Aim: Reproduce every entry exactly.
- - - -
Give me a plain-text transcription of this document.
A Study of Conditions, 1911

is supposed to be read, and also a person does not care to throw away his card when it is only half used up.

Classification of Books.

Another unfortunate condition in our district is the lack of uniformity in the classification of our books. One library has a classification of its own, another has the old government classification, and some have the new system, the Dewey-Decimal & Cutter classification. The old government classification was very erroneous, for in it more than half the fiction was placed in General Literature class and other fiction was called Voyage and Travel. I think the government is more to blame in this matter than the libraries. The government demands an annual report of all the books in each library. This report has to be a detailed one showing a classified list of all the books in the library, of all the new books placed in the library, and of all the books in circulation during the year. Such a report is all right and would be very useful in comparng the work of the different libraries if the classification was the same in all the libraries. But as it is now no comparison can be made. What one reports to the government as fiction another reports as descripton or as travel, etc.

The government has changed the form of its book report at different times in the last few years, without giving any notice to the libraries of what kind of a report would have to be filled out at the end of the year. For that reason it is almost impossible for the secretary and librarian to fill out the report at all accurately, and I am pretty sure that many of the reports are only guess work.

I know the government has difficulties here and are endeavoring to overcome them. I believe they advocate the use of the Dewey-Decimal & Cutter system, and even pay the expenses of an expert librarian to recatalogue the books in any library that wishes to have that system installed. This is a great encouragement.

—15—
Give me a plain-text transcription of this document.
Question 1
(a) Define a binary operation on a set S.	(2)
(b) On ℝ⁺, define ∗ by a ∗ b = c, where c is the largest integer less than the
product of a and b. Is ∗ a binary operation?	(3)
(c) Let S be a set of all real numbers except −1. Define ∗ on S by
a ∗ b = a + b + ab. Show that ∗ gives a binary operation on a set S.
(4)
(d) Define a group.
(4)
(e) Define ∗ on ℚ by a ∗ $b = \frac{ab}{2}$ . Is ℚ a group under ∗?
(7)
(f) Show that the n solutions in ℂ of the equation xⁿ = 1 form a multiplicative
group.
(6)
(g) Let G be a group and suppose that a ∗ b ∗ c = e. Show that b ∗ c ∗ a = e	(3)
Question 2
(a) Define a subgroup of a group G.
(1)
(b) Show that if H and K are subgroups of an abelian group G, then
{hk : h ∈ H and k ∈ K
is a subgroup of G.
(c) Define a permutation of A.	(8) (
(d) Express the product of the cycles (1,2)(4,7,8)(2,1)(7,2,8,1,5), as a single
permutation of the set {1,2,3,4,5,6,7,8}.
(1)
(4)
- - - -
Exercise answer:
Give me a plain-text transcription of this document.
A Study of Conditions, 1911

is supposed to be read, and also a person does not care to throw away his card when it is only half used up.

Classification of Books.

Another unfortunate condition in our district is the lack of uniformity in the classification of our books. One library has a classification of its own, another has the old government classification, and some have the new system, the Dewey-Decimal & Cutter classification. The old government classification was very erroneous, for in it more than half the fiction was placed in General Literature class and other fiction was called Voyage and Travel. I think the government is more to blame in this matter than the libraries. The government demands an annual report of all the books in each library. This report has to be a detailed one showing a classified list of all the books in the library, of all the new books placed in the library, and of all the books in circulation during the year. Such a report is all right and would be very useful in comparng the work of the different libraries if the classification was the same in all the libraries. But as it is now no comparison can be made. What one reports to the government as fiction another reports as descripton or as travel, etc.

The government has changed the form of its book report at different times in the last few years, without giving any notice to the libraries of what kind of a report would have to be filled out at the end of the year. For that reason it is almost impossible for the secretary and librarian to fill out the report at all accurately, and I am pretty sure that many of the reports are only guess work.

I know the government has difficulties here and are endeavoring to overcome them. I believe they advocate the use of the Dewey-Decimal & Cutter system, and even pay the expenses of an expert librarian to recatalogue the books in any library that wishes to have that system installed. This is a great encouragement.

—15—
Give me a plain-text transcription of this document.
Question 1
(a) Define a binary operation on a set S.	(2)
(b) On ℝ⁺, define ∗ by a ∗ b = c, where c is the largest integer less than the
product of a and b. Is ∗ a binary operation?	(3)
(c) Let S be a set of all real numbers except −1. Define ∗ on S by
a ∗ b = a + b + ab. Show that ∗ gives a binary operation on a set S.
(4)
(d) Define a group.
(4)
(e) Define ∗ on ℚ by a ∗ $b = \frac{ab}{2}$ . Is ℚ a group under ∗?
(7)
(f) Show that the n solutions in ℂ of the equation xⁿ = 1 form a multiplicative
group.
(6)
(g) Let G be a group and suppose that a ∗ b ∗ c = e. Show that b ∗ c ∗ a = e	(3)
Question 2
(a) Define a subgroup of a group G.
(1)
(b) Show that if H and K are subgroups of an abelian group G, then
{hk : h ∈ H and k ∈ K
is a subgroup of G.
(c) Define a permutation of A.	(8) (
(d) Express the product of the cycles (1,2)(4,7,8)(2,1)(7,2,8,1,5), as a single
permutation of the set {1,2,3,4,5,6,7,8}.
(1)
(4)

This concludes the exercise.